◆ DATA ENTRIES

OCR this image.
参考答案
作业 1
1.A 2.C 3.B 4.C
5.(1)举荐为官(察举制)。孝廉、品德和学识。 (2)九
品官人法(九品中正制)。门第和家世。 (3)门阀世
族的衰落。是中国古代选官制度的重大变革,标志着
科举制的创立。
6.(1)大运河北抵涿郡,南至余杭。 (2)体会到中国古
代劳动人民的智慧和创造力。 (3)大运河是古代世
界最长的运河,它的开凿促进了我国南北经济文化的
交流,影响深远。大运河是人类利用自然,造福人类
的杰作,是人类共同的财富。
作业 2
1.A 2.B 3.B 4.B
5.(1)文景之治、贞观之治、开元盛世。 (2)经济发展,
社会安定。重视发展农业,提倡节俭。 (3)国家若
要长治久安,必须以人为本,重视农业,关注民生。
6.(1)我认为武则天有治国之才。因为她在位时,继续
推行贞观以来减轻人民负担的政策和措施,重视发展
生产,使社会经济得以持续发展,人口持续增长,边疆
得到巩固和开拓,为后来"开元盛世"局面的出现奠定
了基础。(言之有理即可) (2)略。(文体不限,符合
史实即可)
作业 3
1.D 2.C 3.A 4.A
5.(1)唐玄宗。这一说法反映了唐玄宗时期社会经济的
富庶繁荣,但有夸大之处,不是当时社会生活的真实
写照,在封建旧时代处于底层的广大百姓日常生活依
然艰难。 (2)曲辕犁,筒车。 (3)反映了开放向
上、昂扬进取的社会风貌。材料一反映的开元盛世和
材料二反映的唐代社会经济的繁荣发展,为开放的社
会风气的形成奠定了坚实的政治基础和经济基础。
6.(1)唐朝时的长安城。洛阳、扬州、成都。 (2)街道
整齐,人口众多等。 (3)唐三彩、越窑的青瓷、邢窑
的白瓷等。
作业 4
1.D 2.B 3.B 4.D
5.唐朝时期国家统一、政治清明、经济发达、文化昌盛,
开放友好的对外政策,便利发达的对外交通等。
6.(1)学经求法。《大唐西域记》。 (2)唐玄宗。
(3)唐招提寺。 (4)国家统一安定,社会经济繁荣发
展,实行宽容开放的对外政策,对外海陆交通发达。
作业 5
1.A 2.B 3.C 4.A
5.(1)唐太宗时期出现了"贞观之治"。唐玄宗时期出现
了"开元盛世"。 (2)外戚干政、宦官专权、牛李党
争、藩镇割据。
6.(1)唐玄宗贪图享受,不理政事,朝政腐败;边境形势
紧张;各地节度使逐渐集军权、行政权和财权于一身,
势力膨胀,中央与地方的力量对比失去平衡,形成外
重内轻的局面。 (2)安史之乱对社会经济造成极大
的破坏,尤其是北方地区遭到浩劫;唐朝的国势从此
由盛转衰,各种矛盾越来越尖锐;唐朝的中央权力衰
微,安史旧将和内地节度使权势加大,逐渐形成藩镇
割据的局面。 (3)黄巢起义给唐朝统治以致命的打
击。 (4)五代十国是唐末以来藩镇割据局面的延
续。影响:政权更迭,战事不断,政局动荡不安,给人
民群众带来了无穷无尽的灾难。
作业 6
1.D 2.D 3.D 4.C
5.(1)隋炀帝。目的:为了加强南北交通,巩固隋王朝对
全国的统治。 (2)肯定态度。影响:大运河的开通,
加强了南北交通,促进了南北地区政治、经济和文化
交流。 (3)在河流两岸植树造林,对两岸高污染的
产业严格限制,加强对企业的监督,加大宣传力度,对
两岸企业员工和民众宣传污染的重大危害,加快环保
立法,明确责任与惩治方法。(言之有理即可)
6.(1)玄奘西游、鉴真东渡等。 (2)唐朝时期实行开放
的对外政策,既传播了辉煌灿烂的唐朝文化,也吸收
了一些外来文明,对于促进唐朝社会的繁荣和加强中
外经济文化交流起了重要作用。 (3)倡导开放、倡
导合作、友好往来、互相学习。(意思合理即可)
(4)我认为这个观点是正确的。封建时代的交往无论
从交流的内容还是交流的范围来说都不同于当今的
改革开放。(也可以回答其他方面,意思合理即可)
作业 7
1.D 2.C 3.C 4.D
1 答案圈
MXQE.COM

◆ YOUR OBJECTIVE
Check every line of the material for the string "言之有理即可" and give the number of lines that have it, without anything else.

◆ EXERCISE SOLUTION
2